→ **WORKING DATA**:
>>>
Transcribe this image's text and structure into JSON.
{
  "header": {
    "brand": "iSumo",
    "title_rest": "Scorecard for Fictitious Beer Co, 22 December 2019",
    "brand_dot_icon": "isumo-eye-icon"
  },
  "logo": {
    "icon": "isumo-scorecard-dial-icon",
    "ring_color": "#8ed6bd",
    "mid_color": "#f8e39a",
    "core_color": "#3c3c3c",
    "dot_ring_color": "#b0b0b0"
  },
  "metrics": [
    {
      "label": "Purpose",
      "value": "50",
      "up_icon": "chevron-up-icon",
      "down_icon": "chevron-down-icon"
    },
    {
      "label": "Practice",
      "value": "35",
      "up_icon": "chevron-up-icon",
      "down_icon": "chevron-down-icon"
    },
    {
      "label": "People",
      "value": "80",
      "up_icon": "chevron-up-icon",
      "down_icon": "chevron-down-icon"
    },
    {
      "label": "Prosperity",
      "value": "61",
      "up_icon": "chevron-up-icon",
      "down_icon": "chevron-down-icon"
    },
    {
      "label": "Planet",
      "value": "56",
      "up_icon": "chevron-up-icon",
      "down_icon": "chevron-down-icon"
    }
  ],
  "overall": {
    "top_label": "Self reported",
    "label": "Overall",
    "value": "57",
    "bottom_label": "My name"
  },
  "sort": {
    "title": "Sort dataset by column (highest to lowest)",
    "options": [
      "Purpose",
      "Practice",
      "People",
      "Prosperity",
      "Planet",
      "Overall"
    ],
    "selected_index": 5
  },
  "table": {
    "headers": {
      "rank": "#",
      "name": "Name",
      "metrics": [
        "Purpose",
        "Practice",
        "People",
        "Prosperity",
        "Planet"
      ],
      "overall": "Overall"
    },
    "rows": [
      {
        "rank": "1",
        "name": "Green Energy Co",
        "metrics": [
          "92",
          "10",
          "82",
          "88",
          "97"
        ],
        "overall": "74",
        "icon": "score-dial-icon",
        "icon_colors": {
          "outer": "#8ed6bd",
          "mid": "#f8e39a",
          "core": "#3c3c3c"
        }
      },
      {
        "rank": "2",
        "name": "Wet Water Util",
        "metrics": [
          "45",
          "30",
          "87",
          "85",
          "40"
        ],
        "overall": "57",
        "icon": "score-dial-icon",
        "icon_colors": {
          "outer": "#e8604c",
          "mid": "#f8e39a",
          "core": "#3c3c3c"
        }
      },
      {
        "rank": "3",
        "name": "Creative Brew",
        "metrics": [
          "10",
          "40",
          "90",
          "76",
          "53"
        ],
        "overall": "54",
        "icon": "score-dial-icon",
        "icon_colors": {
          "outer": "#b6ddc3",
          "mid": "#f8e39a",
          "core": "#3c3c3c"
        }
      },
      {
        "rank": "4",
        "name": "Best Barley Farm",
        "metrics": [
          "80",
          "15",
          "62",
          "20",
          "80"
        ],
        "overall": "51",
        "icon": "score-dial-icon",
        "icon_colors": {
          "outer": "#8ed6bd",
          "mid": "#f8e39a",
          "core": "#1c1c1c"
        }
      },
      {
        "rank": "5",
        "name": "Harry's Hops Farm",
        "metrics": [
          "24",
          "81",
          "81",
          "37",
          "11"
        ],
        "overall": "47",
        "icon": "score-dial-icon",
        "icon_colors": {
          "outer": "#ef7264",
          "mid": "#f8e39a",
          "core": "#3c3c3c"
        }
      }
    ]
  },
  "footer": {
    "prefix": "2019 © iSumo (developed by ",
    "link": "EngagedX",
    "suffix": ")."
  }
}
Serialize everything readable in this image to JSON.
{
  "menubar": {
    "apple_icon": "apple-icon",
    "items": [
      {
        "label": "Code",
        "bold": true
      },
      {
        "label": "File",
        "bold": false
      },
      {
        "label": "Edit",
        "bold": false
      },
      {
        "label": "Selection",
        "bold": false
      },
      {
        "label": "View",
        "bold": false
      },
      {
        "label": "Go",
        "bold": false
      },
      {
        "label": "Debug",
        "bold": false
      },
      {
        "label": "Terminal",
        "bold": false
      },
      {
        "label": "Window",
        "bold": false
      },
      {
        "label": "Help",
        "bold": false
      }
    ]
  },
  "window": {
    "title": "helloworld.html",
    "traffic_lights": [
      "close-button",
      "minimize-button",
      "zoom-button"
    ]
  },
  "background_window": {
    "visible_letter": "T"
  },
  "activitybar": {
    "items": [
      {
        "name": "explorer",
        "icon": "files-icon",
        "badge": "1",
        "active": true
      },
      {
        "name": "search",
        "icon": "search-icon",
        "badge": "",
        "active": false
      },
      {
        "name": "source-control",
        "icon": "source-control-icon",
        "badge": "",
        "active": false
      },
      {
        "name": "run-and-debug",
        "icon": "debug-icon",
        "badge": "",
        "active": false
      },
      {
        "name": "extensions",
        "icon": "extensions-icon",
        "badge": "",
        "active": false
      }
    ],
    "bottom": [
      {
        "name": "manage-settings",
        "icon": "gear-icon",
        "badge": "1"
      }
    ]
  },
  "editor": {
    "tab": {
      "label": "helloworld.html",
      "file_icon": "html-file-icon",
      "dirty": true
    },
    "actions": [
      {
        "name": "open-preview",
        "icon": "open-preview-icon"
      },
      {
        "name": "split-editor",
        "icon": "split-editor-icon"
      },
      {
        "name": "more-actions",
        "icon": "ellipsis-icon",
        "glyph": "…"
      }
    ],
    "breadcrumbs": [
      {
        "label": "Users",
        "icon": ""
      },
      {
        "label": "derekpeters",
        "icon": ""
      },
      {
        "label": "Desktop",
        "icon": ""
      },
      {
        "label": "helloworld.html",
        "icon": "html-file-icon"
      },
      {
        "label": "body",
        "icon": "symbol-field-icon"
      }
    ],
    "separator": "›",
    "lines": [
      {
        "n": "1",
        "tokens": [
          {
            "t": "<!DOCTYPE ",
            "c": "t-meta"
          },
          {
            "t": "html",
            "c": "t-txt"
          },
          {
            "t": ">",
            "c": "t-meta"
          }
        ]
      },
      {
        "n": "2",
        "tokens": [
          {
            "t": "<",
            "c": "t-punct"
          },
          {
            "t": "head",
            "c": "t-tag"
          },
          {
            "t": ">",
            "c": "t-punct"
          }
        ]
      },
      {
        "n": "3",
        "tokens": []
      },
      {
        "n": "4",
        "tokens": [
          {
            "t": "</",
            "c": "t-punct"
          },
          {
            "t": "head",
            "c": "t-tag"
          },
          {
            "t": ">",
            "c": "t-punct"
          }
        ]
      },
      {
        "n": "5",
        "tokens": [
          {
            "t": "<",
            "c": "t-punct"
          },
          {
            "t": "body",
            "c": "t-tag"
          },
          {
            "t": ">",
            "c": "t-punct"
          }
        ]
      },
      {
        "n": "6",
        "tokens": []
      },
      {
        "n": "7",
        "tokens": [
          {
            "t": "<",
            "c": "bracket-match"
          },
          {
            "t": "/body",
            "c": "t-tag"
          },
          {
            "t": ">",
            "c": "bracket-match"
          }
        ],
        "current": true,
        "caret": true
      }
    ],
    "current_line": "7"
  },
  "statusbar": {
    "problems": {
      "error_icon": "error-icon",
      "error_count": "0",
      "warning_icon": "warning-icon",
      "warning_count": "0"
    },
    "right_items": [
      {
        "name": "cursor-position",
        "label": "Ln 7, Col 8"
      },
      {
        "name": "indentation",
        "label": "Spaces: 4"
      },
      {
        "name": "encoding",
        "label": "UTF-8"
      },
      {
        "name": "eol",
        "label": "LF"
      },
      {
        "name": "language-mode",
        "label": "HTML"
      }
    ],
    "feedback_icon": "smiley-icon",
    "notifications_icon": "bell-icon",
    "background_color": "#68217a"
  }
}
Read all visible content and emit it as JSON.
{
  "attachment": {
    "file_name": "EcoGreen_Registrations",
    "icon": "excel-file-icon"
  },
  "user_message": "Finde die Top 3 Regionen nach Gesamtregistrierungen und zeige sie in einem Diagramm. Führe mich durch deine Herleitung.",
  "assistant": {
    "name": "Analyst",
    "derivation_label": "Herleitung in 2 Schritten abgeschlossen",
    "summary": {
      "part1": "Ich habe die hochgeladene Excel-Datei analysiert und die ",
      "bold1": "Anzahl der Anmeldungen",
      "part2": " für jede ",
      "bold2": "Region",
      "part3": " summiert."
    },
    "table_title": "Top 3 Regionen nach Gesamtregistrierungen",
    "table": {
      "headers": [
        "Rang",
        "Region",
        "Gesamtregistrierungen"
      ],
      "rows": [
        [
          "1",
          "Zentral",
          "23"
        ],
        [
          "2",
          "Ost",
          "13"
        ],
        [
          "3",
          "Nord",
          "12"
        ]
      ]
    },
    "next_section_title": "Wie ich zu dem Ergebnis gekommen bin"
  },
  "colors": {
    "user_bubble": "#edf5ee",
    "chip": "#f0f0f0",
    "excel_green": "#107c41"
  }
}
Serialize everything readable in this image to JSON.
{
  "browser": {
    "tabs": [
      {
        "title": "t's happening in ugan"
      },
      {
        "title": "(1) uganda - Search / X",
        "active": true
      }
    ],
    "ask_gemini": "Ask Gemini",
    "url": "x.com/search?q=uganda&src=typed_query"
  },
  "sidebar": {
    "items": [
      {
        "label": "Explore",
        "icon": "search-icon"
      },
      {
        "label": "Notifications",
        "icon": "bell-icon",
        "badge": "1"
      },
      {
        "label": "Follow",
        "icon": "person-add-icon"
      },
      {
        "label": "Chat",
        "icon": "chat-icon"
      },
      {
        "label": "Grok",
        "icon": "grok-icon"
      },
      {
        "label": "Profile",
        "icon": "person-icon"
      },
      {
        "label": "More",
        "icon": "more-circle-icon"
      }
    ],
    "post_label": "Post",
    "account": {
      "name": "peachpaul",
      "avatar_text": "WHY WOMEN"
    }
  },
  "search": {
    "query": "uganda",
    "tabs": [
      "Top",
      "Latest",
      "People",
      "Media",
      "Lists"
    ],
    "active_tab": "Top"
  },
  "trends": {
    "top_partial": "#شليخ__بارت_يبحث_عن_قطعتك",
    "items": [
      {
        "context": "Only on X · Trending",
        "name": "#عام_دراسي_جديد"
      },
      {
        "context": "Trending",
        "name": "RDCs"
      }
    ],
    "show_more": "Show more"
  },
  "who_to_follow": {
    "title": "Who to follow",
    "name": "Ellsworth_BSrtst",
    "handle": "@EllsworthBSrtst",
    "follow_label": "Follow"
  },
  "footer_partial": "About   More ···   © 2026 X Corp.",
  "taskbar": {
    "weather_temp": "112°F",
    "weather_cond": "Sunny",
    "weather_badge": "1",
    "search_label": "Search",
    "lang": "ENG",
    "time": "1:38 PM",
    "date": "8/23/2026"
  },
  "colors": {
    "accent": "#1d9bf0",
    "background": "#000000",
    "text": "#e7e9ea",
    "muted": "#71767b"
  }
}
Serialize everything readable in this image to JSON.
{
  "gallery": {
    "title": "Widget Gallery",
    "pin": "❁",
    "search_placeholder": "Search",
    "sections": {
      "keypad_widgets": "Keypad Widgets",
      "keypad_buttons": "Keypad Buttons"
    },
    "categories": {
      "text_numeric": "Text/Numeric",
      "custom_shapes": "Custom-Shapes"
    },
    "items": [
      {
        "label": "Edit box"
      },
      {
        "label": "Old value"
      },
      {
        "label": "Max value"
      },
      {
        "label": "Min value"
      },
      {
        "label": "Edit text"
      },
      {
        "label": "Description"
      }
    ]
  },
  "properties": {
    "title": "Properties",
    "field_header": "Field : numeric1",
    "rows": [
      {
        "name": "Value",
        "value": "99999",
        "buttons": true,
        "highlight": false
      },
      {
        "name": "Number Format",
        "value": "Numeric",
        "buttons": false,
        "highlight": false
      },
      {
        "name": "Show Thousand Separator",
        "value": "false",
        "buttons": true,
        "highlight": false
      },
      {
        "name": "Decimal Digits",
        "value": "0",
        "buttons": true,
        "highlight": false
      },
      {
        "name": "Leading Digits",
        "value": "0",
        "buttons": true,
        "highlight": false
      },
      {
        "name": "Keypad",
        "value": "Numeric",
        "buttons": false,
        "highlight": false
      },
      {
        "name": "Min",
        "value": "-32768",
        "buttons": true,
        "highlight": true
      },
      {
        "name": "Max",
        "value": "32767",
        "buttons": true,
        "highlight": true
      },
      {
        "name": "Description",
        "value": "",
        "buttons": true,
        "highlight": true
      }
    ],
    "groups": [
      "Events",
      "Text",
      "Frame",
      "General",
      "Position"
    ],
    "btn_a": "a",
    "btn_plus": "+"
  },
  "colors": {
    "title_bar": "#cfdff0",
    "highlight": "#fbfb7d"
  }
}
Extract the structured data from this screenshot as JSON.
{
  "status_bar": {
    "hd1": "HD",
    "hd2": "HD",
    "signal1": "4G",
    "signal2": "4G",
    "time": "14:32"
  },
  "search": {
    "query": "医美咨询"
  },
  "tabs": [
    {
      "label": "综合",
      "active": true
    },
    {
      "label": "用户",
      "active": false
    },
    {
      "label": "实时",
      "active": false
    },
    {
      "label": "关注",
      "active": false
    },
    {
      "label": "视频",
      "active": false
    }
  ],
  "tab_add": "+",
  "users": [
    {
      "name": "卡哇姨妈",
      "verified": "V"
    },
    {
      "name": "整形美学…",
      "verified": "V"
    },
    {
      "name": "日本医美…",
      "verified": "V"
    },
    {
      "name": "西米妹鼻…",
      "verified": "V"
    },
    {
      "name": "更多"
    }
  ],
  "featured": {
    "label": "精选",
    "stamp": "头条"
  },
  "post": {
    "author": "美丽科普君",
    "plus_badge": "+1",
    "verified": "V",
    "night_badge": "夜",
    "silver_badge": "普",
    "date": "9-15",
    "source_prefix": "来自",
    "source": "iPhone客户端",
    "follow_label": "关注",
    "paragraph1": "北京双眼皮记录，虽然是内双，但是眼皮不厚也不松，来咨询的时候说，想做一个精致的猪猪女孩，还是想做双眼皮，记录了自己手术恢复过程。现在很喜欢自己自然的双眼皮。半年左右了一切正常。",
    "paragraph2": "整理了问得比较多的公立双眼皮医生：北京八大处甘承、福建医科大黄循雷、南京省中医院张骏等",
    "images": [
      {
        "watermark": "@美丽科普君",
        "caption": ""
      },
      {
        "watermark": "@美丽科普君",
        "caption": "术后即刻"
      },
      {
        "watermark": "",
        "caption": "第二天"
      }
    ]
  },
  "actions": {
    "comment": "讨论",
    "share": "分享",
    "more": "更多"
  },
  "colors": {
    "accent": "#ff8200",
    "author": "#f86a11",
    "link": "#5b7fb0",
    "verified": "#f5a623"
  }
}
<<<
→ **THE REQUEST**: Go through the listing above and pull out each line containing the word "Trending".

→ **WORKED ANSWER**:
        "context": "Only on X · Trending",
        "context": "Trending",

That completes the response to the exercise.